__YOUR INSTRUCTIONS__
Make an exact copy of all the entries below, with the pictures left out.
[begin MATERIAL SHOWN]
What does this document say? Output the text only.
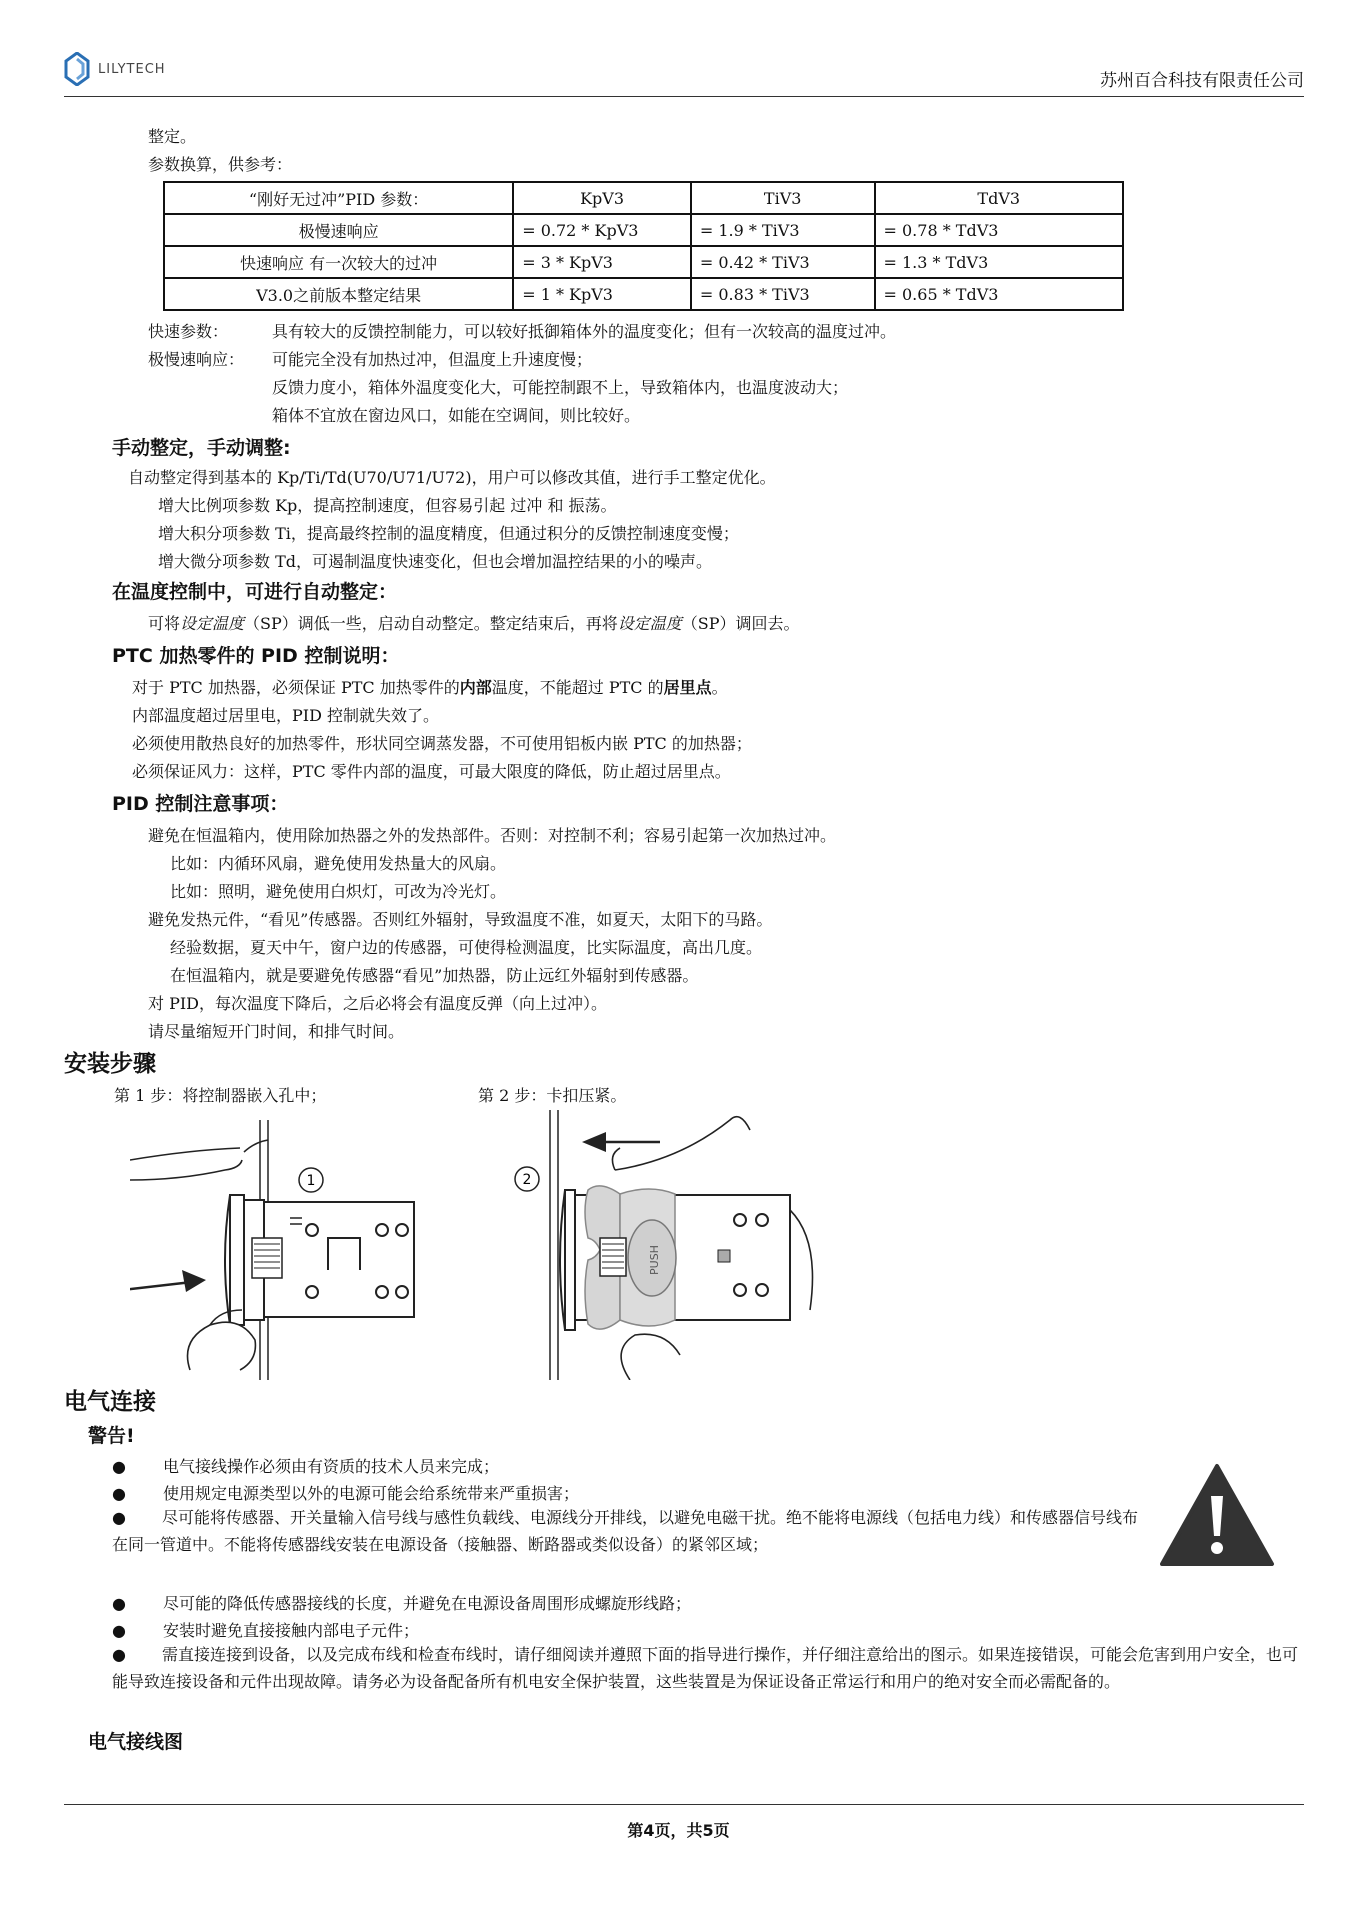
LILYTECH
苏州百合科技有限责任公司
整定。
参数换算，供参考：
“刚好无过冲”PID 参数：	KpV3	TiV3	TdV3
极慢速响应	= 0.72 * KpV3	= 1.9 * TiV3	= 0.78 * TdV3
快速响应 有一次较大的过冲	= 3 * KpV3	= 0.42 * TiV3	= 1.3 * TdV3
V3.0之前版本整定结果	= 1 * KpV3	= 0.83 * TiV3	= 0.65 * TdV3
快速参数：	具有较大的反馈控制能力，可以较好抵御箱体外的温度变化；但有一次较高的温度过冲。
极慢速响应： 可能完全没有加热过冲，但温度上升速度慢；
反馈力度小，箱体外温度变化大，可能控制跟不上，导致箱体内，也温度波动大；
箱体不宜放在窗边风口，如能在空调间，则比较好。
手动整定，手动调整:
自动整定得到基本的 Kp/Ti/Td(U70/U71/U72)，用户可以修改其值，进行手工整定优化。
增大比例项参数 Kp，提高控制速度，但容易引起 过冲 和 振荡。
增大积分项参数 Ti，提高最终控制的温度精度，但通过积分的反馈控制速度变慢；
增大微分项参数 Td，可遏制温度快速变化，但也会增加温控结果的小的噪声。
在温度控制中，可进行自动整定：
可将设定温度（SP）调低一些，启动自动整定。整定结束后，再将设定温度（SP）调回去。
PTC 加热零件的 PID 控制说明：
对于 PTC 加热器，必须保证 PTC 加热零件的内部温度，不能超过 PTC 的居里点。
内部温度超过居里电，PID 控制就失效了。
必须使用散热良好的加热零件，形状同空调蒸发器，不可使用铝板内嵌 PTC 的加热器；
必须保证风力：这样，PTC 零件内部的温度，可最大限度的降低，防止超过居里点。
PID 控制注意事项：
避免在恒温箱内，使用除加热器之外的发热部件。否则：对控制不利；容易引起第一次加热过冲。
比如：内循环风扇，避免使用发热量大的风扇。
比如：照明，避免使用白炽灯，可改为冷光灯。
避免发热元件，“看见”传感器。否则红外辐射，导致温度不准，如夏天，太阳下的马路。
经验数据，夏天中午，窗户边的传感器，可使得检测温度，比实际温度，高出几度。
在恒温箱内，就是要避免传感器“看见”加热器，防止远红外辐射到传感器。
对 PID，每次温度下降后，之后必将会有温度反弹（向上过冲）。
请尽量缩短开门时间，和排气时间。
安装步骤
第 1 步：将控制器嵌入孔中；	第 2 步：卡扣压紧。
1
PUSH
2
电气连接
警告!
●	电气接线操作必须由有资质的技术人员来完成；
●	使用规定电源类型以外的电源可能会给系统带来严重损害；
● 尽可能将传感器、开关量输入信号线与感性负载线、电源线分开排线，以避免电磁干扰。绝不能将电源线（包括电力线）和传感器信号线布在同一管道中。不能将传感器线安装在电源设备（接触器、断路器或类似设备）的紧邻区域；
●	尽可能的降低传感器接线的长度，并避免在电源设备周围形成螺旋形线路；
●	安装时避免直接接触内部电子元件；
● 需直接连接到设备，以及完成布线和检查布线时，请仔细阅读并遵照下面的指导进行操作，并仔细注意给出的图示。如果连接错误，可能会危害到用户安全，也可能导致连接设备和元件出现故障。请务必为设备配备所有机电安全保护装置，这些装置是为保证设备正常运行和用户的绝对安全而必需配备的。
电气接线图
第4页，共5页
[end MATERIAL SHOWN]
__THE ANSWER__
What does this document say? Output the text only.
LILYTECH
苏州百合科技有限责任公司
整定。
参数换算，供参考：
“刚好无过冲”PID 参数：	KpV3	TiV3	TdV3
极慢速响应	= 0.72 * KpV3	= 1.9 * TiV3	= 0.78 * TdV3
快速响应 有一次较大的过冲	= 3 * KpV3	= 0.42 * TiV3	= 1.3 * TdV3
V3.0之前版本整定结果	= 1 * KpV3	= 0.83 * TiV3	= 0.65 * TdV3
快速参数：	具有较大的反馈控制能力，可以较好抵御箱体外的温度变化；但有一次较高的温度过冲。
极慢速响应： 可能完全没有加热过冲，但温度上升速度慢；
反馈力度小，箱体外温度变化大，可能控制跟不上，导致箱体内，也温度波动大；
箱体不宜放在窗边风口，如能在空调间，则比较好。
手动整定，手动调整:
自动整定得到基本的 Kp/Ti/Td(U70/U71/U72)，用户可以修改其值，进行手工整定优化。
增大比例项参数 Kp，提高控制速度，但容易引起 过冲 和 振荡。
增大积分项参数 Ti，提高最终控制的温度精度，但通过积分的反馈控制速度变慢；
增大微分项参数 Td，可遏制温度快速变化，但也会增加温控结果的小的噪声。
在温度控制中，可进行自动整定：
可将设定温度（SP）调低一些，启动自动整定。整定结束后，再将设定温度（SP）调回去。
PTC 加热零件的 PID 控制说明：
对于 PTC 加热器，必须保证 PTC 加热零件的内部温度，不能超过 PTC 的居里点。
内部温度超过居里电，PID 控制就失效了。
必须使用散热良好的加热零件，形状同空调蒸发器，不可使用铝板内嵌 PTC 的加热器；
必须保证风力：这样，PTC 零件内部的温度，可最大限度的降低，防止超过居里点。
PID 控制注意事项：
避免在恒温箱内，使用除加热器之外的发热部件。否则：对控制不利；容易引起第一次加热过冲。
比如：内循环风扇，避免使用发热量大的风扇。
比如：照明，避免使用白炽灯，可改为冷光灯。
避免发热元件，“看见”传感器。否则红外辐射，导致温度不准，如夏天，太阳下的马路。
经验数据，夏天中午，窗户边的传感器，可使得检测温度，比实际温度，高出几度。
在恒温箱内，就是要避免传感器“看见”加热器，防止远红外辐射到传感器。
对 PID，每次温度下降后，之后必将会有温度反弹（向上过冲）。
请尽量缩短开门时间，和排气时间。
安装步骤
第 1 步：将控制器嵌入孔中；	第 2 步：卡扣压紧。
1
PUSH
2
电气连接
警告!
●	电气接线操作必须由有资质的技术人员来完成；
●	使用规定电源类型以外的电源可能会给系统带来严重损害；
● 尽可能将传感器、开关量输入信号线与感性负载线、电源线分开排线，以避免电磁干扰。绝不能将电源线（包括电力线）和传感器信号线布在同一管道中。不能将传感器线安装在电源设备（接触器、断路器或类似设备）的紧邻区域；
●	尽可能的降低传感器接线的长度，并避免在电源设备周围形成螺旋形线路；
●	安装时避免直接接触内部电子元件；
● 需直接连接到设备，以及完成布线和检查布线时，请仔细阅读并遵照下面的指导进行操作，并仔细注意给出的图示。如果连接错误，可能会危害到用户安全，也可能导致连接设备和元件出现故障。请务必为设备配备所有机电安全保护装置，这些装置是为保证设备正常运行和用户的绝对安全而必需配备的。
电气接线图
第4页，共5页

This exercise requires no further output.